# start of TASK DATA

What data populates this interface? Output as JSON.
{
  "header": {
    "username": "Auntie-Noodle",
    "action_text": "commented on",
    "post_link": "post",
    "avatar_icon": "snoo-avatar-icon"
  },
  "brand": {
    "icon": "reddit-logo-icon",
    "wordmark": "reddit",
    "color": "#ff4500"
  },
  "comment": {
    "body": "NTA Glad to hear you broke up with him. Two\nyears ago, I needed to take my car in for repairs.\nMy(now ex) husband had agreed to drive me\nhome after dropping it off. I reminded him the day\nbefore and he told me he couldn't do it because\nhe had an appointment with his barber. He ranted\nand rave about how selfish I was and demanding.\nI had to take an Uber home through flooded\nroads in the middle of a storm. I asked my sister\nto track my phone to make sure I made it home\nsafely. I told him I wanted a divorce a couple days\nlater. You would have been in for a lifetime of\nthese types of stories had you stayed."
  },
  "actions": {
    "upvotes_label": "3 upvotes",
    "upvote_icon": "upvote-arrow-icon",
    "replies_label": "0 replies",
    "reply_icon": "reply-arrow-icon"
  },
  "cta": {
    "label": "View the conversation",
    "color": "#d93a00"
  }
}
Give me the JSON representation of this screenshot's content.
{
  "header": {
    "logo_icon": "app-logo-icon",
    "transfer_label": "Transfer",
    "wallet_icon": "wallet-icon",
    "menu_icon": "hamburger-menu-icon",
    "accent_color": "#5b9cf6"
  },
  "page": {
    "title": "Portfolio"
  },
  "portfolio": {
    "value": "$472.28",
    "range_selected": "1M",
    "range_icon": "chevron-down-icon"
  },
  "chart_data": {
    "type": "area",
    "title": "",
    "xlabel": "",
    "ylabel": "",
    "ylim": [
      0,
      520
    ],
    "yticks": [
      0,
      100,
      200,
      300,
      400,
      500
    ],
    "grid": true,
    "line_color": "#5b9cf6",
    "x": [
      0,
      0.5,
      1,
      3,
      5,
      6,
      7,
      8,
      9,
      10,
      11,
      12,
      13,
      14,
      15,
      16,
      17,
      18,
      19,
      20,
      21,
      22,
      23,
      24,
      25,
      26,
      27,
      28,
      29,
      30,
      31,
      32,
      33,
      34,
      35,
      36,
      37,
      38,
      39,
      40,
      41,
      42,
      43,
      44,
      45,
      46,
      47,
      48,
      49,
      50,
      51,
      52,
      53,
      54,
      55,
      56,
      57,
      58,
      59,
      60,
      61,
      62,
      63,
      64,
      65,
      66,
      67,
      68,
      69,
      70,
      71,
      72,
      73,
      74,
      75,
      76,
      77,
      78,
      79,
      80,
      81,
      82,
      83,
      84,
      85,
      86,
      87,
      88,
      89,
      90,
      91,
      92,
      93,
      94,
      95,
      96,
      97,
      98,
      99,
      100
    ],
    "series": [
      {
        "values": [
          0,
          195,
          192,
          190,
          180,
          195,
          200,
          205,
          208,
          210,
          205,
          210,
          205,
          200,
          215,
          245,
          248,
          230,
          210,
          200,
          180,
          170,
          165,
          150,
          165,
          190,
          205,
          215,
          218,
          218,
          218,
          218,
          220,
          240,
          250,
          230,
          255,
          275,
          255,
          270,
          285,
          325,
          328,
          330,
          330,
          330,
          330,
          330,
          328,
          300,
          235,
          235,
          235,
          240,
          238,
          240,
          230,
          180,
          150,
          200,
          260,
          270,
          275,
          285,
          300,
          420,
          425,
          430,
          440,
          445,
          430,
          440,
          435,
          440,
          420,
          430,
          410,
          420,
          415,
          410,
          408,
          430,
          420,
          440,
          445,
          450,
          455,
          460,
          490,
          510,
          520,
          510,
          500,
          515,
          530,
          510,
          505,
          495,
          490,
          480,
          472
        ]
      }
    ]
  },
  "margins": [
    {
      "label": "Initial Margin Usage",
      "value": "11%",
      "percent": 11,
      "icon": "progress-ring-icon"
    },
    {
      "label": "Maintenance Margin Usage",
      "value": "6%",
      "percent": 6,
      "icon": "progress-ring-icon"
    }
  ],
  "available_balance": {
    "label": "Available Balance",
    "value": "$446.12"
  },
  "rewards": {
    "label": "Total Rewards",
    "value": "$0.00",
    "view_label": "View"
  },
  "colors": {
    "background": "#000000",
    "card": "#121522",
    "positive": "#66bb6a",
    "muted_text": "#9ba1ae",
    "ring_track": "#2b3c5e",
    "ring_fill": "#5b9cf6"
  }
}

# end of TASK DATA

▶ **THE TASK**: Find all lines where the word "arrow" appears. Copy them.

▶ **FULL RESPONSE**:
    "upvote_icon": "upvote-arrow-icon",
    "reply_icon": "reply-arrow-icon"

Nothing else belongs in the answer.